WRITTEN PROBLEM:
An exact copy of every record is needed.

-------- RECORDS FOR THIS EXERCISE --------

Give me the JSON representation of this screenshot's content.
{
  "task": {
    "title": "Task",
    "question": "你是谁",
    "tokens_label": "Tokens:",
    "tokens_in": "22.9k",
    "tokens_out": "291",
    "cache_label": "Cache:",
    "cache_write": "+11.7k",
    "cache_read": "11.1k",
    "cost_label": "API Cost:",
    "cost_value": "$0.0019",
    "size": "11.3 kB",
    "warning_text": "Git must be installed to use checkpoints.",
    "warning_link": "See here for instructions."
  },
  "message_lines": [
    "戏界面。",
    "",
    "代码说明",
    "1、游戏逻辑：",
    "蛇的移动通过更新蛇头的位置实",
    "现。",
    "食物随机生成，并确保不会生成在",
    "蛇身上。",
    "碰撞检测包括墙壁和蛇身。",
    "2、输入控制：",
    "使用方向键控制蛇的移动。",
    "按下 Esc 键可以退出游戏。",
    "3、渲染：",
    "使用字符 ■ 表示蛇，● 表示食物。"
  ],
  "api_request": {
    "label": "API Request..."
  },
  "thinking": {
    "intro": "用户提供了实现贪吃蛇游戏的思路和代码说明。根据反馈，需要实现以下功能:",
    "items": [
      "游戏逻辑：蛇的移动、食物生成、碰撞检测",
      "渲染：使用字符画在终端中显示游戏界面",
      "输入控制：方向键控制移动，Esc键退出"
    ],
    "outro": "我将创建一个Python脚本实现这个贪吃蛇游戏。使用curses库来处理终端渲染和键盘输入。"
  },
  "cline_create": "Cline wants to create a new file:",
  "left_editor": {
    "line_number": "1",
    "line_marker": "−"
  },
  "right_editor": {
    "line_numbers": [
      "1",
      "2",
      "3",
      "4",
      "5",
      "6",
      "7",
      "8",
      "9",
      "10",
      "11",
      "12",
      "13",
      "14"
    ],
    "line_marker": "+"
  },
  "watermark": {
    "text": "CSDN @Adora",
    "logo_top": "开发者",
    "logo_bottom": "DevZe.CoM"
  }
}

--------

SOLUTION TO THIS TASK:
Give me the JSON representation of this screenshot's content.
{
  "task": {
    "title": "Task",
    "question": "你是谁",
    "tokens_label": "Tokens:",
    "tokens_in": "22.9k",
    "tokens_out": "291",
    "cache_label": "Cache:",
    "cache_write": "+11.7k",
    "cache_read": "11.1k",
    "cost_label": "API Cost:",
    "cost_value": "$0.0019",
    "size": "11.3 kB",
    "warning_text": "Git must be installed to use checkpoints.",
    "warning_link": "See here for instructions."
  },
  "message_lines": [
    "戏界面。",
    "",
    "代码说明",
    "1、游戏逻辑：",
    "蛇的移动通过更新蛇头的位置实",
    "现。",
    "食物随机生成，并确保不会生成在",
    "蛇身上。",
    "碰撞检测包括墙壁和蛇身。",
    "2、输入控制：",
    "使用方向键控制蛇的移动。",
    "按下 Esc 键可以退出游戏。",
    "3、渲染：",
    "使用字符 ■ 表示蛇，● 表示食物。"
  ],
  "api_request": {
    "label": "API Request..."
  },
  "thinking": {
    "intro": "用户提供了实现贪吃蛇游戏的思路和代码说明。根据反馈，需要实现以下功能:",
    "items": [
      "游戏逻辑：蛇的移动、食物生成、碰撞检测",
      "渲染：使用字符画在终端中显示游戏界面",
      "输入控制：方向键控制移动，Esc键退出"
    ],
    "outro": "我将创建一个Python脚本实现这个贪吃蛇游戏。使用curses库来处理终端渲染和键盘输入。"
  },
  "cline_create": "Cline wants to create a new file:",
  "left_editor": {
    "line_number": "1",
    "line_marker": "−"
  },
  "right_editor": {
    "line_numbers": [
      "1",
      "2",
      "3",
      "4",
      "5",
      "6",
      "7",
      "8",
      "9",
      "10",
      "11",
      "12",
      "13",
      "14"
    ],
    "line_marker": "+"
  },
  "watermark": {
    "text": "CSDN @Adora",
    "logo_top": "开发者",
    "logo_bottom": "DevZe.CoM"
  }
}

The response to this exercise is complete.